Leave every picture out and write out the records below exactly.

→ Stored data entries
▬▬▬
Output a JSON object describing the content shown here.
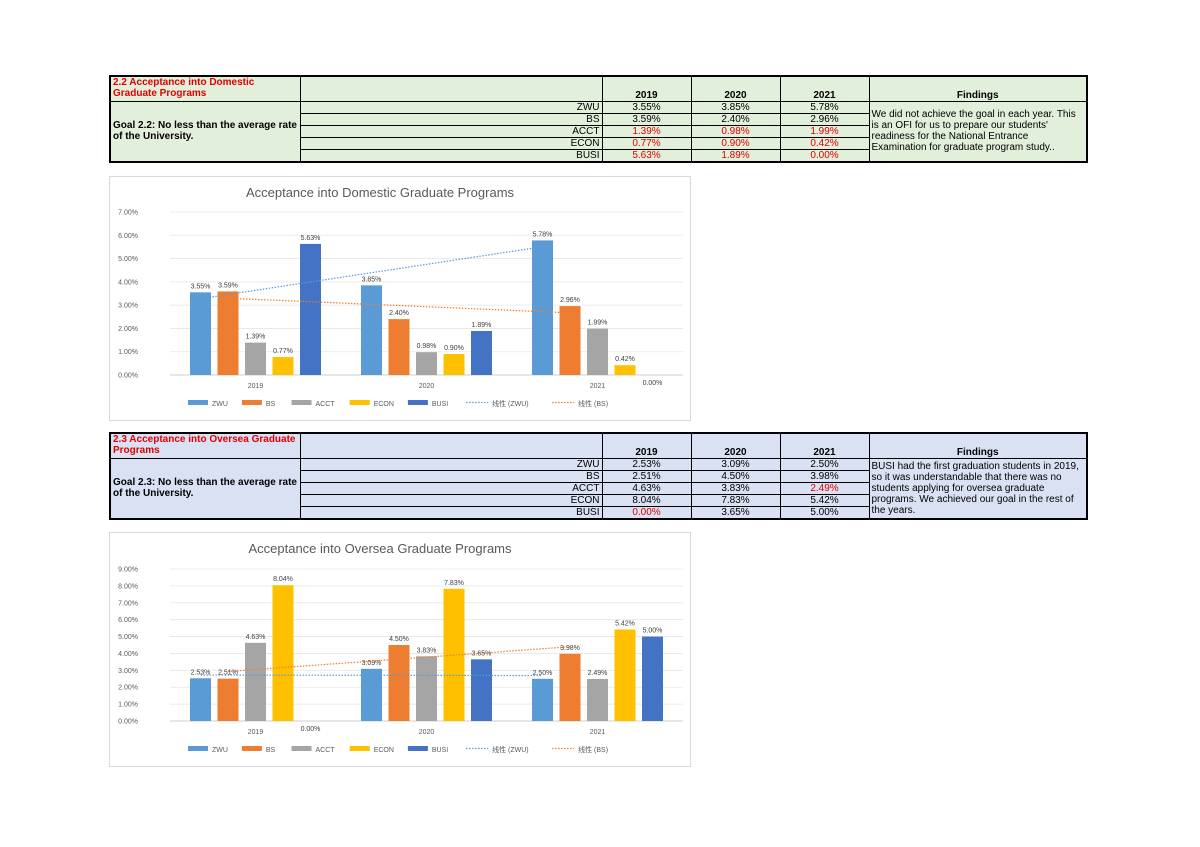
{
  "sections": [
    {
      "title": "2.2 Acceptance into Domestic Graduate Programs",
      "goal": "Goal 2.2: No less than the average rate of the University.",
      "years": [
        "2019",
        "2020",
        "2021"
      ],
      "findings_header": "Findings",
      "rows": [
        {
          "label": "ZWU",
          "cells": [
            "3.55%",
            "3.85%",
            "5.78%"
          ],
          "red": [
            false,
            false,
            false
          ]
        },
        {
          "label": "BS",
          "cells": [
            "3.59%",
            "2.40%",
            "2.96%"
          ],
          "red": [
            false,
            false,
            false
          ]
        },
        {
          "label": "ACCT",
          "cells": [
            "1.39%",
            "0.98%",
            "1.99%"
          ],
          "red": [
            true,
            true,
            true
          ]
        },
        {
          "label": "ECON",
          "cells": [
            "0.77%",
            "0.90%",
            "0.42%"
          ],
          "red": [
            true,
            true,
            true
          ]
        },
        {
          "label": "BUSI",
          "cells": [
            "5.63%",
            "1.89%",
            "0.00%"
          ],
          "red": [
            true,
            true,
            true
          ]
        }
      ],
      "findings": "We did not achieve the goal in each year. This is an OFI for us to prepare our students' readiness for the National Entrance Examination for graduate program study.."
    },
    {
      "title": "2.3 Acceptance into Oversea Graduate Programs",
      "goal": "Goal 2.3: No less than the average rate of the University.",
      "years": [
        "2019",
        "2020",
        "2021"
      ],
      "findings_header": "Findings",
      "rows": [
        {
          "label": "ZWU",
          "cells": [
            "2.53%",
            "3.09%",
            "2.50%"
          ],
          "red": [
            false,
            false,
            false
          ]
        },
        {
          "label": "BS",
          "cells": [
            "2.51%",
            "4.50%",
            "3.98%"
          ],
          "red": [
            false,
            false,
            false
          ]
        },
        {
          "label": "ACCT",
          "cells": [
            "4.63%",
            "3.83%",
            "2.49%"
          ],
          "red": [
            false,
            false,
            true
          ]
        },
        {
          "label": "ECON",
          "cells": [
            "8.04%",
            "7.83%",
            "5.42%"
          ],
          "red": [
            false,
            false,
            false
          ]
        },
        {
          "label": "BUSI",
          "cells": [
            "0.00%",
            "3.65%",
            "5.00%"
          ],
          "red": [
            true,
            false,
            false
          ]
        }
      ],
      "findings": "BUSI had the first graduation students in 2019, so it was understandable that there was no students applying for oversea graduate programs. We achieved our goal in the rest of the years."
    }
  ],
  "colors": {
    "ZWU": "#5b9bd5",
    "BS": "#ed7d31",
    "ACCT": "#a5a5a5",
    "ECON": "#ffc000",
    "BUSI": "#4472c4",
    "red_text": "#e00000"
  },
  "chart_data": [
    {
      "type": "bar",
      "title": "Acceptance into Domestic Graduate Programs",
      "categories": [
        "2019",
        "2020",
        "2021"
      ],
      "series": [
        {
          "name": "ZWU",
          "values": [
            3.55,
            3.85,
            5.78
          ],
          "labels": [
            "3.55%",
            "3.85%",
            "5.78%"
          ]
        },
        {
          "name": "BS",
          "values": [
            3.59,
            2.4,
            2.96
          ],
          "labels": [
            "3.59%",
            "2.40%",
            "2.96%"
          ]
        },
        {
          "name": "ACCT",
          "values": [
            1.39,
            0.98,
            1.99
          ],
          "labels": [
            "1.39%",
            "0.98%",
            "1.99%"
          ]
        },
        {
          "name": "ECON",
          "values": [
            0.77,
            0.9,
            0.42
          ],
          "labels": [
            "0.77%",
            "0.90%",
            "0.42%"
          ]
        },
        {
          "name": "BUSI",
          "values": [
            5.63,
            1.89,
            0.0
          ],
          "labels": [
            "5.63%",
            "1.89%",
            "0.00%"
          ]
        }
      ],
      "trendlines": [
        {
          "name": "线性 (ZWU)",
          "series": "ZWU"
        },
        {
          "name": "线性 (BS)",
          "series": "BS"
        }
      ],
      "yticks": [
        "0.00%",
        "1.00%",
        "2.00%",
        "3.00%",
        "4.00%",
        "5.00%",
        "6.00%",
        "7.00%"
      ],
      "ylim": [
        0,
        7
      ],
      "legend": "bottom"
    },
    {
      "type": "bar",
      "title": "Acceptance into Oversea Graduate Programs",
      "categories": [
        "2019",
        "2020",
        "2021"
      ],
      "series": [
        {
          "name": "ZWU",
          "values": [
            2.53,
            3.09,
            2.5
          ],
          "labels": [
            "2.53%",
            "3.09%",
            "2.50%"
          ]
        },
        {
          "name": "BS",
          "values": [
            2.51,
            4.5,
            3.98
          ],
          "labels": [
            "2.51%",
            "4.50%",
            "3.98%"
          ]
        },
        {
          "name": "ACCT",
          "values": [
            4.63,
            3.83,
            2.49
          ],
          "labels": [
            "4.63%",
            "3.83%",
            "2.49%"
          ]
        },
        {
          "name": "ECON",
          "values": [
            8.04,
            7.83,
            5.42
          ],
          "labels": [
            "8.04%",
            "7.83%",
            "5.42%"
          ]
        },
        {
          "name": "BUSI",
          "values": [
            0.0,
            3.65,
            5.0
          ],
          "labels": [
            "0.00%",
            "3.65%",
            "5.00%"
          ]
        }
      ],
      "trendlines": [
        {
          "name": "线性 (ZWU)",
          "series": "ZWU"
        },
        {
          "name": "线性 (BS)",
          "series": "BS"
        }
      ],
      "yticks": [
        "0.00%",
        "1.00%",
        "2.00%",
        "3.00%",
        "4.00%",
        "5.00%",
        "6.00%",
        "7.00%",
        "8.00%",
        "9.00%"
      ],
      "ylim": [
        0,
        9
      ],
      "legend": "bottom"
    }
  ]
}
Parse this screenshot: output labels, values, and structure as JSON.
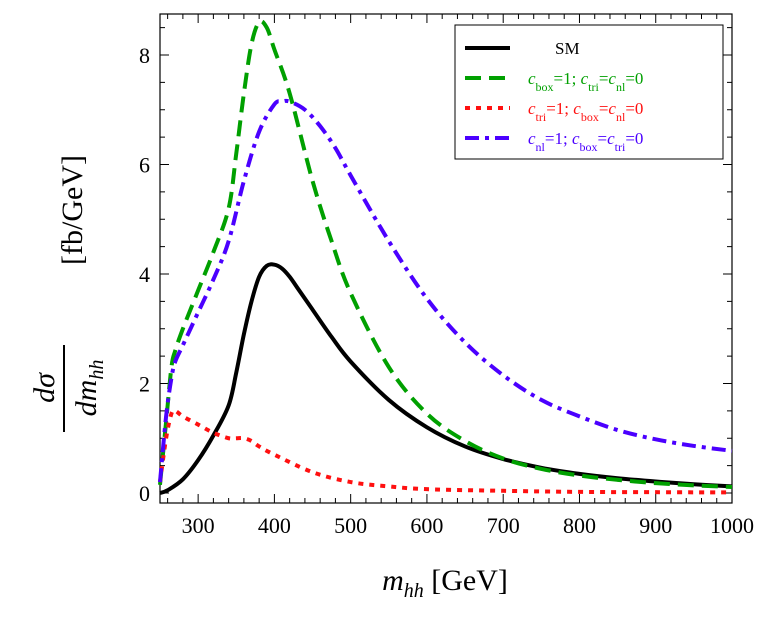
▬▬▬
→ Exercise output
Output a JSON object describing the content shown here.
{
  "sections": [
    {
      "title": "2.2 Acceptance into Domestic Graduate Programs",
      "goal": "Goal 2.2: No less than the average rate of the University.",
      "years": [
        "2019",
        "2020",
        "2021"
      ],
      "findings_header": "Findings",
      "rows": [
        {
          "label": "ZWU",
          "cells": [
            "3.55%",
            "3.85%",
            "5.78%"
          ],
          "red": [
            false,
            false,
            false
          ]
        },
        {
          "label": "BS",
          "cells": [
            "3.59%",
            "2.40%",
            "2.96%"
          ],
          "red": [
            false,
            false,
            false
          ]
        },
        {
          "label": "ACCT",
          "cells": [
            "1.39%",
            "0.98%",
            "1.99%"
          ],
          "red": [
            true,
            true,
            true
          ]
        },
        {
          "label": "ECON",
          "cells": [
            "0.77%",
            "0.90%",
            "0.42%"
          ],
          "red": [
            true,
            true,
            true
          ]
        },
        {
          "label": "BUSI",
          "cells": [
            "5.63%",
            "1.89%",
            "0.00%"
          ],
          "red": [
            true,
            true,
            true
          ]
        }
      ],
      "findings": "We did not achieve the goal in each year. This is an OFI for us to prepare our students' readiness for the National Entrance Examination for graduate program study.."
    },
    {
      "title": "2.3 Acceptance into Oversea Graduate Programs",
      "goal": "Goal 2.3: No less than the average rate of the University.",
      "years": [
        "2019",
        "2020",
        "2021"
      ],
      "findings_header": "Findings",
      "rows": [
        {
          "label": "ZWU",
          "cells": [
            "2.53%",
            "3.09%",
            "2.50%"
          ],
          "red": [
            false,
            false,
            false
          ]
        },
        {
          "label": "BS",
          "cells": [
            "2.51%",
            "4.50%",
            "3.98%"
          ],
          "red": [
            false,
            false,
            false
          ]
        },
        {
          "label": "ACCT",
          "cells": [
            "4.63%",
            "3.83%",
            "2.49%"
          ],
          "red": [
            false,
            false,
            true
          ]
        },
        {
          "label": "ECON",
          "cells": [
            "8.04%",
            "7.83%",
            "5.42%"
          ],
          "red": [
            false,
            false,
            false
          ]
        },
        {
          "label": "BUSI",
          "cells": [
            "0.00%",
            "3.65%",
            "5.00%"
          ],
          "red": [
            true,
            false,
            false
          ]
        }
      ],
      "findings": "BUSI had the first graduation students in 2019, so it was understandable that there was no students applying for oversea graduate programs. We achieved our goal in the rest of the years."
    }
  ],
  "colors": {
    "ZWU": "#5b9bd5",
    "BS": "#ed7d31",
    "ACCT": "#a5a5a5",
    "ECON": "#ffc000",
    "BUSI": "#4472c4",
    "red_text": "#e00000"
  },
  "chart_data": [
    {
      "type": "bar",
      "title": "Acceptance into Domestic Graduate Programs",
      "categories": [
        "2019",
        "2020",
        "2021"
      ],
      "series": [
        {
          "name": "ZWU",
          "values": [
            3.55,
            3.85,
            5.78
          ],
          "labels": [
            "3.55%",
            "3.85%",
            "5.78%"
          ]
        },
        {
          "name": "BS",
          "values": [
            3.59,
            2.4,
            2.96
          ],
          "labels": [
            "3.59%",
            "2.40%",
            "2.96%"
          ]
        },
        {
          "name": "ACCT",
          "values": [
            1.39,
            0.98,
            1.99
          ],
          "labels": [
            "1.39%",
            "0.98%",
            "1.99%"
          ]
        },
        {
          "name": "ECON",
          "values": [
            0.77,
            0.9,
            0.42
          ],
          "labels": [
            "0.77%",
            "0.90%",
            "0.42%"
          ]
        },
        {
          "name": "BUSI",
          "values": [
            5.63,
            1.89,
            0.0
          ],
          "labels": [
            "5.63%",
            "1.89%",
            "0.00%"
          ]
        }
      ],
      "trendlines": [
        {
          "name": "线性 (ZWU)",
          "series": "ZWU"
        },
        {
          "name": "线性 (BS)",
          "series": "BS"
        }
      ],
      "yticks": [
        "0.00%",
        "1.00%",
        "2.00%",
        "3.00%",
        "4.00%",
        "5.00%",
        "6.00%",
        "7.00%"
      ],
      "ylim": [
        0,
        7
      ],
      "legend": "bottom"
    },
    {
      "type": "bar",
      "title": "Acceptance into Oversea Graduate Programs",
      "categories": [
        "2019",
        "2020",
        "2021"
      ],
      "series": [
        {
          "name": "ZWU",
          "values": [
            2.53,
            3.09,
            2.5
          ],
          "labels": [
            "2.53%",
            "3.09%",
            "2.50%"
          ]
        },
        {
          "name": "BS",
          "values": [
            2.51,
            4.5,
            3.98
          ],
          "labels": [
            "2.51%",
            "4.50%",
            "3.98%"
          ]
        },
        {
          "name": "ACCT",
          "values": [
            4.63,
            3.83,
            2.49
          ],
          "labels": [
            "4.63%",
            "3.83%",
            "2.49%"
          ]
        },
        {
          "name": "ECON",
          "values": [
            8.04,
            7.83,
            5.42
          ],
          "labels": [
            "8.04%",
            "7.83%",
            "5.42%"
          ]
        },
        {
          "name": "BUSI",
          "values": [
            0.0,
            3.65,
            5.0
          ],
          "labels": [
            "0.00%",
            "3.65%",
            "5.00%"
          ]
        }
      ],
      "trendlines": [
        {
          "name": "线性 (ZWU)",
          "series": "ZWU"
        },
        {
          "name": "线性 (BS)",
          "series": "BS"
        }
      ],
      "yticks": [
        "0.00%",
        "1.00%",
        "2.00%",
        "3.00%",
        "4.00%",
        "5.00%",
        "6.00%",
        "7.00%",
        "8.00%",
        "9.00%"
      ],
      "ylim": [
        0,
        9
      ],
      "legend": "bottom"
    }
  ]
}
Parse this screenshot: output labels, values, and structure as JSON.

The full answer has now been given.